* [Records for this task]
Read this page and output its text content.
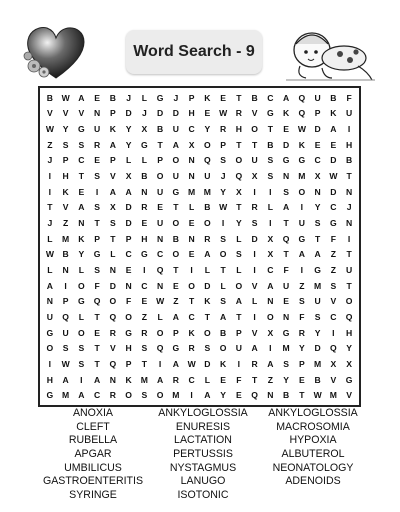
Word Search - 9
B W A	E	B	J	L	G	J	P	K	E	T	B	C	A	Q	U	B	F
V	V	V	N	P	D	J	D	D	H	E	W R	V	G	K	Q	P	K	U
W	Y	G	U	K	Y	X	B	U	C	Y	R	H	O	T	E	W D	A	I
Z	S	S	R	A	Y	G	T	A	X	O	P	T	T	B	D	K	E	E	H
J	P	C	E	P	L	L	P	O	N	Q	S	O	U	S	G	G	C	D	B
I	H	T	S	V	X	B	O	U	N	U	J	Q	X	S	N	M	X	W	T
I	K	E	I	A	A	N	U	G	M M	Y	X	I	I	S	O	N	D	N
T	V	A	S	X	D	R	E	T	L	B W	T	R	L	A	I	Y	C	J
J	Z	N	T	S	D	E	U	O	E	O	I	Y	S	I	T	U	S	G	N
L	M	K	P	T	P	H	N	B	N	R	S	L	D	X	Q	G	T	F	I
W B	Y	G	L	C	G	C	O	E	A	O	S	I	X	T	A	A	Z	T
L	N	L	S	N	E	I	Q	T	I	L	T	L	I	C	F	I	G	Z	U
A	I	O	F	D	N	C	N	E	O	D	L	O	V	A	U	Z	M	S	T
N	P	G	Q	O	F	E	W	Z	T	K	S	A	L	N	E	S	U	V	O
U	Q	L	T	Q	O	Z	L	A	C	T	A	T	I	O	N	F	S	C	Q
G	U	O	E	R	G	R	O	P	K	O	B	P	V	X	G	R	Y	I	H
O	S	S	T	V	H	S	Q	G	R	S	O	U	A	I	M	Y	D	Q	Y
I	W	S	T	Q	P	T	I	A W D	K	I	R	A	S	P	M	X	X
H	A	I	A	N	K	M	A	R	C	L	E	F	T	Z	Y	E	B	V	G
G	M	A	C	R	O	S	O	M	I	A	Y	E	Q	N	B	T	W M	V
ANOXIA	ANKYLOGLOSSIA	ANKYLOGLOSSIA
CLEFT	ENURESIS	MACROSOMIA
RUBELLA	LACTATION	HYPOXIA
APGAR	PERTUSSIS	ALBUTEROL
UMBILICUS	NYSTAGMUS	NEONATOLOGY
GASTROENTERITIS	LANUGO	ADENOIDS
SYRINGE	ISOTONIC
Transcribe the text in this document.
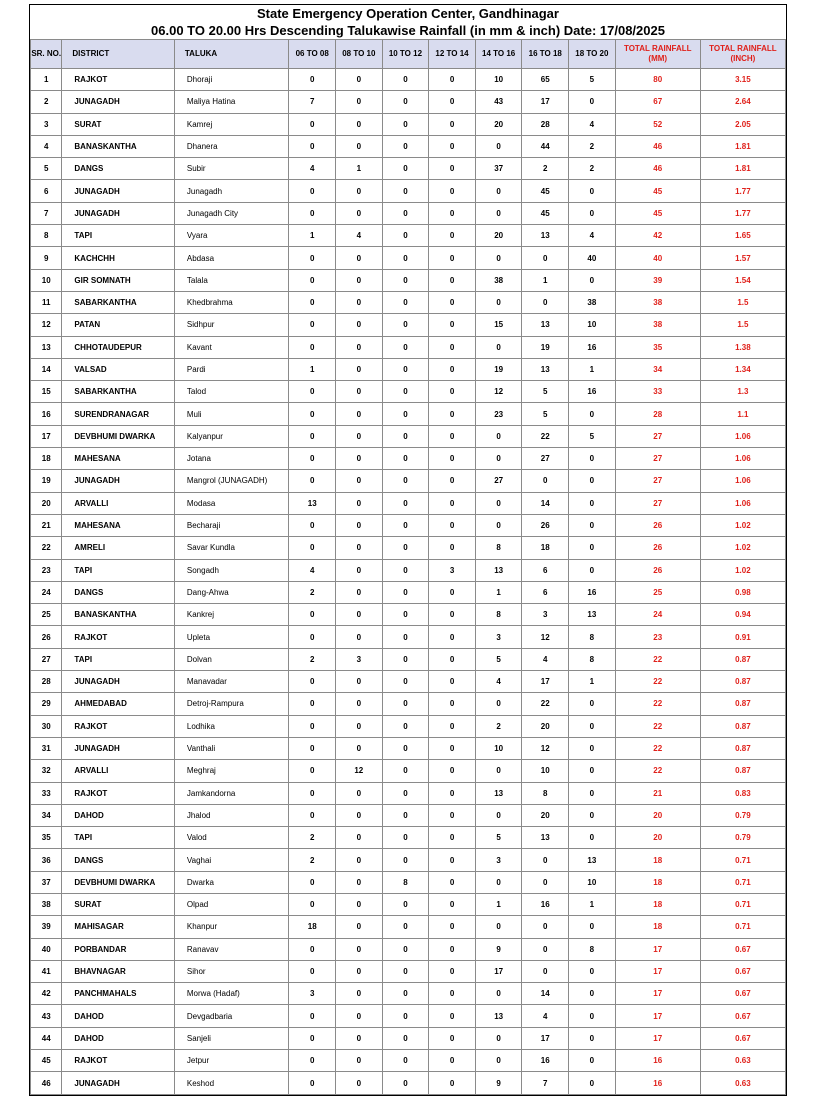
State Emergency Operation Center, Gandhinagar
06.00 TO 20.00 Hrs Descending Talukawise Rainfall (in mm & inch) Date: 17/08/2025
SR. NO.	DISTRICT	TALUKA	06 TO 08	08 TO 10	10 TO 12	12 TO 14	14 TO 16	16 TO 18	18 TO 20	TOTAL RAINFALL (MM)	TOTAL RAINFALL (INCH)
1	RAJKOT	Dhoraji	0	0	0	0	10	65	5	80	3.15
2	JUNAGADH	Maliya Hatina	7	0	0	0	43	17	0	67	2.64
3	SURAT	Kamrej	0	0	0	0	20	28	4	52	2.05
4	BANASKANTHA	Dhanera	0	0	0	0	0	44	2	46	1.81
5	DANGS	Subir	4	1	0	0	37	2	2	46	1.81
6	JUNAGADH	Junagadh	0	0	0	0	0	45	0	45	1.77
7	JUNAGADH	Junagadh City	0	0	0	0	0	45	0	45	1.77
8	TAPI	Vyara	1	4	0	0	20	13	4	42	1.65
9	KACHCHH	Abdasa	0	0	0	0	0	0	40	40	1.57
10	GIR SOMNATH	Talala	0	0	0	0	38	1	0	39	1.54
11	SABARKANTHA	Khedbrahma	0	0	0	0	0	0	38	38	1.5
12	PATAN	Sidhpur	0	0	0	0	15	13	10	38	1.5
13	CHHOTAUDEPUR	Kavant	0	0	0	0	0	19	16	35	1.38
14	VALSAD	Pardi	1	0	0	0	19	13	1	34	1.34
15	SABARKANTHA	Talod	0	0	0	0	12	5	16	33	1.3
16	SURENDRANAGAR	Muli	0	0	0	0	23	5	0	28	1.1
17	DEVBHUMI DWARKA	Kalyanpur	0	0	0	0	0	22	5	27	1.06
18	MAHESANA	Jotana	0	0	0	0	0	27	0	27	1.06
19	JUNAGADH	Mangrol (JUNAGADH)	0	0	0	0	27	0	0	27	1.06
20	ARVALLI	Modasa	13	0	0	0	0	14	0	27	1.06
21	MAHESANA	Becharaji	0	0	0	0	0	26	0	26	1.02
22	AMRELI	Savar Kundla	0	0	0	0	8	18	0	26	1.02
23	TAPI	Songadh	4	0	0	3	13	6	0	26	1.02
24	DANGS	Dang-Ahwa	2	0	0	0	1	6	16	25	0.98
25	BANASKANTHA	Kankrej	0	0	0	0	8	3	13	24	0.94
26	RAJKOT	Upleta	0	0	0	0	3	12	8	23	0.91
27	TAPI	Dolvan	2	3	0	0	5	4	8	22	0.87
28	JUNAGADH	Manavadar	0	0	0	0	4	17	1	22	0.87
29	AHMEDABAD	Detroj-Rampura	0	0	0	0	0	22	0	22	0.87
30	RAJKOT	Lodhika	0	0	0	0	2	20	0	22	0.87
31	JUNAGADH	Vanthali	0	0	0	0	10	12	0	22	0.87
32	ARVALLI	Meghraj	0	12	0	0	0	10	0	22	0.87
33	RAJKOT	Jamkandorna	0	0	0	0	13	8	0	21	0.83
34	DAHOD	Jhalod	0	0	0	0	0	20	0	20	0.79
35	TAPI	Valod	2	0	0	0	5	13	0	20	0.79
36	DANGS	Vaghai	2	0	0	0	3	0	13	18	0.71
37	DEVBHUMI DWARKA	Dwarka	0	0	8	0	0	0	10	18	0.71
38	SURAT	Olpad	0	0	0	0	1	16	1	18	0.71
39	MAHISAGAR	Khanpur	18	0	0	0	0	0	0	18	0.71
40	PORBANDAR	Ranavav	0	0	0	0	9	0	8	17	0.67
41	BHAVNAGAR	Sihor	0	0	0	0	17	0	0	17	0.67
42	PANCHMAHALS	Morwa (Hadaf)	3	0	0	0	0	14	0	17	0.67
43	DAHOD	Devgadbaria	0	0	0	0	13	4	0	17	0.67
44	DAHOD	Sanjeli	0	0	0	0	0	17	0	17	0.67
45	RAJKOT	Jetpur	0	0	0	0	0	16	0	16	0.63
46	JUNAGADH	Keshod	0	0	0	0	9	7	0	16	0.63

* [What this task involves] List every line above that contains the word "BANASKANTHA".

* [Solution to this exercise]
4	BANASKANTHA	Dhanera	0	0	0	0	0	44	2	46	1.81
25	BANASKANTHA	Kankrej	0	0	0	0	8	3	13	24	0.94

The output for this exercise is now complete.